> [DATA FOR THE TASK]:

——

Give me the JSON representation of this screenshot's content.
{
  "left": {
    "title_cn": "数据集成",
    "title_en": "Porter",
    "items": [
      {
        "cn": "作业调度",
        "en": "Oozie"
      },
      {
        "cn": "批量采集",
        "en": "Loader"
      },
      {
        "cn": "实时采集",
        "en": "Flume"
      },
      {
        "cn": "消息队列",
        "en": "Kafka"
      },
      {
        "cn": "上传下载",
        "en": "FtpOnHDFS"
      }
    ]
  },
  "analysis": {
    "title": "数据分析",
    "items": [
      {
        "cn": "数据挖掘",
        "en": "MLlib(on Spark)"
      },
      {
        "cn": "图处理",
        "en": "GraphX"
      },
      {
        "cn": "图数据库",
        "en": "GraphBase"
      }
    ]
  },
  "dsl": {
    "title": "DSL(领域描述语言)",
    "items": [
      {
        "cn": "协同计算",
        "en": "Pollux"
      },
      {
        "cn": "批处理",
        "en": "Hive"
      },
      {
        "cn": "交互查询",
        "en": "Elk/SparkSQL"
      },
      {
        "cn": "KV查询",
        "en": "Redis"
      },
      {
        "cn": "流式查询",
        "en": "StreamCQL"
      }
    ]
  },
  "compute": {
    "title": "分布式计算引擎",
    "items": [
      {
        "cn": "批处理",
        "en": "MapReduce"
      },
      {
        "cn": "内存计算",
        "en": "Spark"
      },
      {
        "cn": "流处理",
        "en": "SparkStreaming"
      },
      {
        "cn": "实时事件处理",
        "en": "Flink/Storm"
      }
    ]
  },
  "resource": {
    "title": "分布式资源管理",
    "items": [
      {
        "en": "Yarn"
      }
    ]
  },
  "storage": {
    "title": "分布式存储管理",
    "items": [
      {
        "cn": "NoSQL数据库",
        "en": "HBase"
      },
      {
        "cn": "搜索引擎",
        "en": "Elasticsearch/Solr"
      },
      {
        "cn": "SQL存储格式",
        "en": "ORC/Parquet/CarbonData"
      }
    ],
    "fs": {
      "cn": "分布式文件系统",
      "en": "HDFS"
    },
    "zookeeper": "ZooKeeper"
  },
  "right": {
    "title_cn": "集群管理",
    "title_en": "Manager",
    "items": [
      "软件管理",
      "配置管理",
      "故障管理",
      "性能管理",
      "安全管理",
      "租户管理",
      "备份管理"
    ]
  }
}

——

> [WHAT YOU SHOULD DO]:
Every record above should be output exactly.

> [RESPONSE TO THIS EXERCISE]:
Give me the JSON representation of this screenshot's content.
{
  "left": {
    "title_cn": "数据集成",
    "title_en": "Porter",
    "items": [
      {
        "cn": "作业调度",
        "en": "Oozie"
      },
      {
        "cn": "批量采集",
        "en": "Loader"
      },
      {
        "cn": "实时采集",
        "en": "Flume"
      },
      {
        "cn": "消息队列",
        "en": "Kafka"
      },
      {
        "cn": "上传下载",
        "en": "FtpOnHDFS"
      }
    ]
  },
  "analysis": {
    "title": "数据分析",
    "items": [
      {
        "cn": "数据挖掘",
        "en": "MLlib(on Spark)"
      },
      {
        "cn": "图处理",
        "en": "GraphX"
      },
      {
        "cn": "图数据库",
        "en": "GraphBase"
      }
    ]
  },
  "dsl": {
    "title": "DSL(领域描述语言)",
    "items": [
      {
        "cn": "协同计算",
        "en": "Pollux"
      },
      {
        "cn": "批处理",
        "en": "Hive"
      },
      {
        "cn": "交互查询",
        "en": "Elk/SparkSQL"
      },
      {
        "cn": "KV查询",
        "en": "Redis"
      },
      {
        "cn": "流式查询",
        "en": "StreamCQL"
      }
    ]
  },
  "compute": {
    "title": "分布式计算引擎",
    "items": [
      {
        "cn": "批处理",
        "en": "MapReduce"
      },
      {
        "cn": "内存计算",
        "en": "Spark"
      },
      {
        "cn": "流处理",
        "en": "SparkStreaming"
      },
      {
        "cn": "实时事件处理",
        "en": "Flink/Storm"
      }
    ]
  },
  "resource": {
    "title": "分布式资源管理",
    "items": [
      {
        "en": "Yarn"
      }
    ]
  },
  "storage": {
    "title": "分布式存储管理",
    "items": [
      {
        "cn": "NoSQL数据库",
        "en": "HBase"
      },
      {
        "cn": "搜索引擎",
        "en": "Elasticsearch/Solr"
      },
      {
        "cn": "SQL存储格式",
        "en": "ORC/Parquet/CarbonData"
      }
    ],
    "fs": {
      "cn": "分布式文件系统",
      "en": "HDFS"
    },
    "zookeeper": "ZooKeeper"
  },
  "right": {
    "title_cn": "集群管理",
    "title_en": "Manager",
    "items": [
      "软件管理",
      "配置管理",
      "故障管理",
      "性能管理",
      "安全管理",
      "租户管理",
      "备份管理"
    ]
  }
}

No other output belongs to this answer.